• EXERCISE GOAL
Copy every line of the listing that holds the string "Balcony".

[Records from a data collection]
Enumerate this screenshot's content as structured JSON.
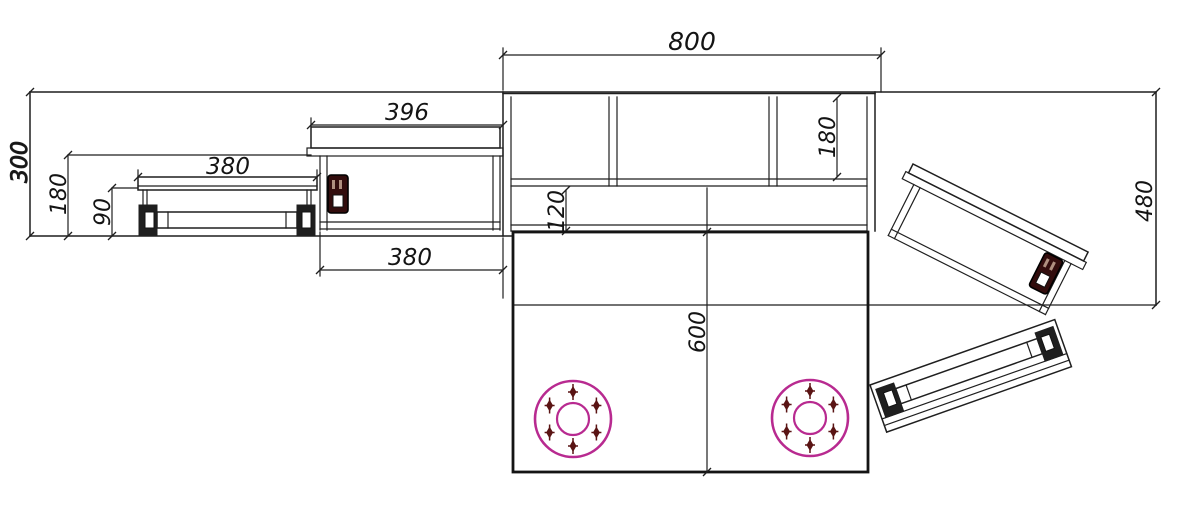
{
  "dimensions": {
    "main_unit_width": "800",
    "feed_table_width": "396",
    "feed_bench_length": "380",
    "feed_table_base_width": "380",
    "overall_height": "300",
    "feed_table_height": "180",
    "feed_bench_height": "90",
    "apron_height": "120",
    "panel_height": "180",
    "right_side_height": "480",
    "main_table_length": "600"
  },
  "colors": {
    "line": "#1f1f1f",
    "flange_circle": "#b82a90",
    "cross_marker": "#5a1414",
    "motor_body": "#330d0d",
    "motor_stripe": "#b09080",
    "background": "#ffffff",
    "text": "#141414"
  }
}
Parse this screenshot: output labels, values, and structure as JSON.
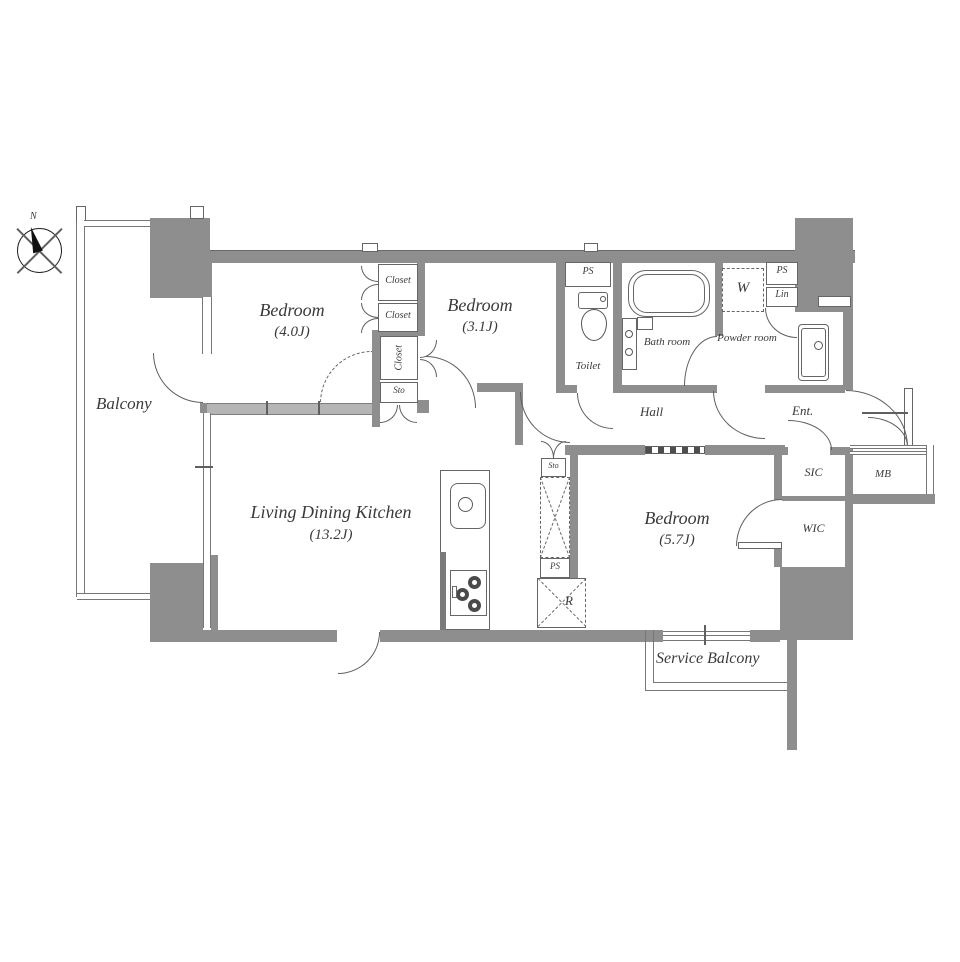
{
  "plan": {
    "compass_n": "N",
    "balcony": "Balcony",
    "service_balcony": "Service Balcony",
    "bedroom1": {
      "name": "Bedroom",
      "size": "(4.0J)"
    },
    "bedroom2": {
      "name": "Bedroom",
      "size": "(3.1J)"
    },
    "bedroom3": {
      "name": "Bedroom",
      "size": "(5.7J)"
    },
    "ldk": {
      "name": "Living Dining Kitchen",
      "size": "(13.2J)"
    },
    "hall": "Hall",
    "ent": "Ent.",
    "toilet": "Toilet",
    "bath": "Bath room",
    "powder": "Powder room",
    "washer": "W",
    "ps_toilet": "PS",
    "ps_powder": "PS",
    "ps_kitchen": "PS",
    "lin": "Lin",
    "closet_a": "Closet",
    "closet_b": "Closet",
    "closet_c": "Closet",
    "sto": "Sto",
    "sto_small": "Sto",
    "sic": "SIC",
    "wic": "WIC",
    "mb": "MB",
    "fridge": "R"
  },
  "colors": {
    "wall": "#8e8e8e",
    "light_wall": "#b5b5b5",
    "line": "#5f5f5f",
    "text": "#3a3a3a"
  }
}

• THE REPLY
    "balcony": "Balcony",
    "service_balcony": "Service Balcony",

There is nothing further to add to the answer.